Entries from a dataset:
+++++

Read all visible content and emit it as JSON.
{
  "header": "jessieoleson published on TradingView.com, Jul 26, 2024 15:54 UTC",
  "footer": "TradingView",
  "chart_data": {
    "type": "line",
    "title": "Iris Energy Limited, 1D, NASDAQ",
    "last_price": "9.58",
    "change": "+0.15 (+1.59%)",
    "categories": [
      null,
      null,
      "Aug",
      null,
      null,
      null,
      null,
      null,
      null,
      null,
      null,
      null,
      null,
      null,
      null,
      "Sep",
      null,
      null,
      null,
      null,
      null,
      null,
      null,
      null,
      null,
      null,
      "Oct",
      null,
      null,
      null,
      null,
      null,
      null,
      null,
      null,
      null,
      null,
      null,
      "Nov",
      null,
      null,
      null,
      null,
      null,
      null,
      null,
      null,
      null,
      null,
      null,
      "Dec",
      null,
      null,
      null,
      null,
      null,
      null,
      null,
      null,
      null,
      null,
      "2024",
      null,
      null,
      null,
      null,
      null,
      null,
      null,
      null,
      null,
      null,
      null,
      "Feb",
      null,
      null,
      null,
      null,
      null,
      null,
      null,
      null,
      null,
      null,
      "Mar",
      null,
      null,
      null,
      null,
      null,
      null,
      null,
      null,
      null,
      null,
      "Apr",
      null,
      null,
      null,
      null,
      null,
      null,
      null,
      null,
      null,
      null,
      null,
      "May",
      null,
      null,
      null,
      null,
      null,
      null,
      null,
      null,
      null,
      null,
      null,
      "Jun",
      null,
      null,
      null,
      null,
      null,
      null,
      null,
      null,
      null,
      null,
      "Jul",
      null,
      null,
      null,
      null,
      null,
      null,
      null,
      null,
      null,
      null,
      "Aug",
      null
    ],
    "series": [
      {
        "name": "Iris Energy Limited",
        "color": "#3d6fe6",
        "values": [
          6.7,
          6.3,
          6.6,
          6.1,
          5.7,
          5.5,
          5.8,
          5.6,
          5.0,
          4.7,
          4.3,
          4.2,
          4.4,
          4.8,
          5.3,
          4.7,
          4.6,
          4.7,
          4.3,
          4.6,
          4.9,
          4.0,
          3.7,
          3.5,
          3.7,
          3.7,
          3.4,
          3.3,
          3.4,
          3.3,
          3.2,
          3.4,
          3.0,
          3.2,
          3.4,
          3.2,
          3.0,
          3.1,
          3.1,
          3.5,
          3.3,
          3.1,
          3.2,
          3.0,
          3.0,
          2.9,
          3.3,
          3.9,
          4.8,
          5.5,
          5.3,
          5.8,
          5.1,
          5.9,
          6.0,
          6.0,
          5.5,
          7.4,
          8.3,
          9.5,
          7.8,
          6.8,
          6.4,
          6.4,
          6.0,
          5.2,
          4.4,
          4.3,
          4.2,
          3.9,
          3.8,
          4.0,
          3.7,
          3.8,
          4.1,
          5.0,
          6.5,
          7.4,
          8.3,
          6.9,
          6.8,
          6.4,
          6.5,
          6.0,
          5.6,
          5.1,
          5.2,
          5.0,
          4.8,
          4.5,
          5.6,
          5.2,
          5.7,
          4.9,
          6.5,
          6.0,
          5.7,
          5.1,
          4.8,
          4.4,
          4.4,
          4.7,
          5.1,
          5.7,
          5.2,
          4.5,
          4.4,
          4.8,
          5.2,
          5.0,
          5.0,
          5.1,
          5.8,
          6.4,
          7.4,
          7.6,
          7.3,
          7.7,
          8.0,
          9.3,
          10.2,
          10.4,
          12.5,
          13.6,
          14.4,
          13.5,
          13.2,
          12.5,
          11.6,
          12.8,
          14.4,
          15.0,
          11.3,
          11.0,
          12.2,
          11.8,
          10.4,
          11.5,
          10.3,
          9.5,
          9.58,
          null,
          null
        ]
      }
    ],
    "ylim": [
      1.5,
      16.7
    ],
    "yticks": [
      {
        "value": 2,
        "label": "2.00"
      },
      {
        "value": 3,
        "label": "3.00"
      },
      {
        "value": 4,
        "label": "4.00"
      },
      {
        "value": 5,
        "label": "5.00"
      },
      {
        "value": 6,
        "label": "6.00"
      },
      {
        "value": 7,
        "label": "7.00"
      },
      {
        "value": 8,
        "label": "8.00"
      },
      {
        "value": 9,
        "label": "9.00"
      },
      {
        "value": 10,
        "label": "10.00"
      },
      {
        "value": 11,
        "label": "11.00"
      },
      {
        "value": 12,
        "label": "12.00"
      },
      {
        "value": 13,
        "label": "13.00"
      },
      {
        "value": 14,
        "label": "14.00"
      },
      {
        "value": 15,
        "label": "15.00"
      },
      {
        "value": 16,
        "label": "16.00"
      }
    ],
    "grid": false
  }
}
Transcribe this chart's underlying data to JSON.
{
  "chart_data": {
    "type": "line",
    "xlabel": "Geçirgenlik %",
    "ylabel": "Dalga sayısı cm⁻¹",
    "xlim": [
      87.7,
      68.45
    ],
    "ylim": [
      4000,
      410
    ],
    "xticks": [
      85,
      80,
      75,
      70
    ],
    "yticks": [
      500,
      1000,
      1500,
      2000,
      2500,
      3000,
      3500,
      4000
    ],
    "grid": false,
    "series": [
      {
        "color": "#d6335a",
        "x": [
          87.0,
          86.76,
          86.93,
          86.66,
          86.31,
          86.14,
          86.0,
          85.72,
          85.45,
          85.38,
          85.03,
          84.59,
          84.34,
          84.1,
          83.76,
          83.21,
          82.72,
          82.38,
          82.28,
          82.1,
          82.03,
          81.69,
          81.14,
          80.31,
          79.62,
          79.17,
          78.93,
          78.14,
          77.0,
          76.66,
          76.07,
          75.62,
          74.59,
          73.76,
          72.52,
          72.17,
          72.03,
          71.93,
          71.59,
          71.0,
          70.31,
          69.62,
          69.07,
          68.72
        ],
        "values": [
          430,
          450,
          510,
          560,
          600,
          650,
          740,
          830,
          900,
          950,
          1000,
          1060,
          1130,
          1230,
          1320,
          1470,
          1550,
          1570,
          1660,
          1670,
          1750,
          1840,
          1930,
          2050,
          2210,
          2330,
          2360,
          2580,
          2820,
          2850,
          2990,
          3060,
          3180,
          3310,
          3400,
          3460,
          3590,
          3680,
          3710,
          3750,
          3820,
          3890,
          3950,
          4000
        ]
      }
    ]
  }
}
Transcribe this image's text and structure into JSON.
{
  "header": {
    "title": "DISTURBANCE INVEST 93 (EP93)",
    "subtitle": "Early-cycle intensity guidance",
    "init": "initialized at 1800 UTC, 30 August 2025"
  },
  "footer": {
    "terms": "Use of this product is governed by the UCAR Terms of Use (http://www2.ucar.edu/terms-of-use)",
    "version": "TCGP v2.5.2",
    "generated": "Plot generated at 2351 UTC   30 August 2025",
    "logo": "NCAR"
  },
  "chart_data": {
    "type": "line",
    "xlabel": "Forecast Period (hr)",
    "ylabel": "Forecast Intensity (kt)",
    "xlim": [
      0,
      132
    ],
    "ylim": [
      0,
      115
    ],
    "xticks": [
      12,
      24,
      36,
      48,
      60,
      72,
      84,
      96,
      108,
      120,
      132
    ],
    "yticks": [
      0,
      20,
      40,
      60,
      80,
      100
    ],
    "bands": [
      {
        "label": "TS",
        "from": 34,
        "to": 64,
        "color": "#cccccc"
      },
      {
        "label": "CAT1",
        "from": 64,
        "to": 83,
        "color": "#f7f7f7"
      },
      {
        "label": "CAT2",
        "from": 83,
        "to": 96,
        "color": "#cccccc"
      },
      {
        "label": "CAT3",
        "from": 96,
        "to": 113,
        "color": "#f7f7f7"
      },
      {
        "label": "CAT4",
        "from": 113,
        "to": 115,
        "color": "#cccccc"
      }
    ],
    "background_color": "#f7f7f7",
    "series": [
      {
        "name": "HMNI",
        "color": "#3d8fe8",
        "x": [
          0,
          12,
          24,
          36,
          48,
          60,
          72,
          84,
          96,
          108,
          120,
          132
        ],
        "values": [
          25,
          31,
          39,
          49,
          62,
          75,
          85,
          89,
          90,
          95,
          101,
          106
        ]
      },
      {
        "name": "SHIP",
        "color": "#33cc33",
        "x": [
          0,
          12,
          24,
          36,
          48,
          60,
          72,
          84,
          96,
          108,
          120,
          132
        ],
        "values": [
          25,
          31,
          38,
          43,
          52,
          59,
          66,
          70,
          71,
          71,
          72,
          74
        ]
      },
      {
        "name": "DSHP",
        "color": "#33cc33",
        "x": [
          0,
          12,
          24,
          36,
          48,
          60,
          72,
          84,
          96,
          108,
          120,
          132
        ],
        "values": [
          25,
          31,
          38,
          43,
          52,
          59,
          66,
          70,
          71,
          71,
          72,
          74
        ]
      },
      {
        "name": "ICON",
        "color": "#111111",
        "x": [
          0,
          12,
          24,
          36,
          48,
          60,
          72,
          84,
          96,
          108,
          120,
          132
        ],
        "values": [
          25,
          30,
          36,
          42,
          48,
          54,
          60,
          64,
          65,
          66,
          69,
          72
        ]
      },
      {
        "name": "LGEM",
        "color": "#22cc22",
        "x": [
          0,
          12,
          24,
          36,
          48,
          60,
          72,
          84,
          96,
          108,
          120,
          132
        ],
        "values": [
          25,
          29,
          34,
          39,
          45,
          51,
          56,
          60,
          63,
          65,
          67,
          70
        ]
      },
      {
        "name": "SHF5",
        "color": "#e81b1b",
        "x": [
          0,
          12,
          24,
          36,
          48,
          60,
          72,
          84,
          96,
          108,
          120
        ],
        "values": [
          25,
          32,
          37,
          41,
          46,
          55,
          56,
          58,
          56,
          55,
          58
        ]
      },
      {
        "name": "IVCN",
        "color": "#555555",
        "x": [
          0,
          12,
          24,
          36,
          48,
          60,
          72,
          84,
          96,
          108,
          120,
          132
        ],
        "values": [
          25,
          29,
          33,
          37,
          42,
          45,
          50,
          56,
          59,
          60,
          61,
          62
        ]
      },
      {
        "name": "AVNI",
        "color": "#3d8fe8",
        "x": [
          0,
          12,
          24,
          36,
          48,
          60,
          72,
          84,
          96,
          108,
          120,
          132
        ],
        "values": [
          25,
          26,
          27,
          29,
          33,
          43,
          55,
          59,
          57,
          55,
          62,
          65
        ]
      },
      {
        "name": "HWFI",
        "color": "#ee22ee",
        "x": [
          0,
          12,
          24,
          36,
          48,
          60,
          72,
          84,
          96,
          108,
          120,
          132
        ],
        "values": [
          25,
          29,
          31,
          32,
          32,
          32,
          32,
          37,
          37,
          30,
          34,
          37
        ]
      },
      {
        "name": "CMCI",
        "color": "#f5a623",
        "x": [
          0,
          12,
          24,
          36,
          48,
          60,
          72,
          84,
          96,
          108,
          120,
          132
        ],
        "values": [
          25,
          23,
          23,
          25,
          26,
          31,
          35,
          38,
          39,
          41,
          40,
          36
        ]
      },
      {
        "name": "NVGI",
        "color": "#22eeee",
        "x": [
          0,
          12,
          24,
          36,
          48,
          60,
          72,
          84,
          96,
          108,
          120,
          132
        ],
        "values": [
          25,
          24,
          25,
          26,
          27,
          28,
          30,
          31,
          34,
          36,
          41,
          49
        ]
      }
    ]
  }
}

+++++

List each line in the listing that contains the string "name".

        "name": "Iris Energy Limited",
        "name": "HMNI",
        "name": "SHIP",
        "name": "DSHP",
        "name": "ICON",
        "name": "LGEM",
        "name": "SHF5",
        "name": "IVCN",
        "name": "AVNI",
        "name": "HWFI",
        "name": "CMCI",
        "name": "NVGI",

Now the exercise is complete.